■ **Provided entries**
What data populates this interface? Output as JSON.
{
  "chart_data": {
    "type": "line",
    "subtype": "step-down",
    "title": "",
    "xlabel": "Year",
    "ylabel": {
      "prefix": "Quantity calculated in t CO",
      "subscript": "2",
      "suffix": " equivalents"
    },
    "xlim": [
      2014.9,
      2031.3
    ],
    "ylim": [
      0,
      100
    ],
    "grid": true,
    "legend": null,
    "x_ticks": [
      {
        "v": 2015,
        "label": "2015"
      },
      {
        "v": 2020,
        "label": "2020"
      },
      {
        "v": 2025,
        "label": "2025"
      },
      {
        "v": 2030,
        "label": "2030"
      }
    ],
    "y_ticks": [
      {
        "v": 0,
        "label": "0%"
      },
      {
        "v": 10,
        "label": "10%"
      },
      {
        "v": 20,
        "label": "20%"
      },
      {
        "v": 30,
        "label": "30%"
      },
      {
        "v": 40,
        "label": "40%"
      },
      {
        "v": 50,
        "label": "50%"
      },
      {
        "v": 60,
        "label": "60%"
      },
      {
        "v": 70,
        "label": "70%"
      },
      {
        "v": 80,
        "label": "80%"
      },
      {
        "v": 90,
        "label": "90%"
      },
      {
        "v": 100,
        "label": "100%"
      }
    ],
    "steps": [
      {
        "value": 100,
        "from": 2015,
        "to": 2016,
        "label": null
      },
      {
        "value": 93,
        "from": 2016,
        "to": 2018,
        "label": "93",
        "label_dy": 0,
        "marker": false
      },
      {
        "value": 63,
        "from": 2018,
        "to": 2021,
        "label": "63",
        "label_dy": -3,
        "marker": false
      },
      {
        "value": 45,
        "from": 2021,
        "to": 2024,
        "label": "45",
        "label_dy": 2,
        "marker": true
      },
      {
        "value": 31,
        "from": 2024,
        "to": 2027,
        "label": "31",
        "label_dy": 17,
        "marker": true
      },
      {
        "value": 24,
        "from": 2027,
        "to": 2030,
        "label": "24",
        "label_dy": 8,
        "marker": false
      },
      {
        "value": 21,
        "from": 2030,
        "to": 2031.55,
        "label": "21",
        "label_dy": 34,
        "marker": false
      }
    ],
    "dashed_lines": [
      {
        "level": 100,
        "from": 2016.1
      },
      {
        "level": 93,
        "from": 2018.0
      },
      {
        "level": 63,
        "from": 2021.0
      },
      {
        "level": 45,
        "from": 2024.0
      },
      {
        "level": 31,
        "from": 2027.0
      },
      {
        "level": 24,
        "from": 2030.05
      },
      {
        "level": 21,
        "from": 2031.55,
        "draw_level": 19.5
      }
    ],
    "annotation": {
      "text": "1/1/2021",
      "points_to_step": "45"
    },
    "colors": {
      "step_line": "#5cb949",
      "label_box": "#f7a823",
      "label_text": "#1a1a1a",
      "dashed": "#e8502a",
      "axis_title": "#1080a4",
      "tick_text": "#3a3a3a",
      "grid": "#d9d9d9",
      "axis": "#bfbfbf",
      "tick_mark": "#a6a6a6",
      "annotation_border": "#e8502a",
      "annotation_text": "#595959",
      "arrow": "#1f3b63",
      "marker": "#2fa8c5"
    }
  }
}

■ **What is expected**
Each line that has the word "value" should be copied.

■ **Solution for this exercise**
        "value": 100,
        "value": 93,
        "value": 63,
        "value": 45,
        "value": 31,
        "value": 24,
        "value": 21,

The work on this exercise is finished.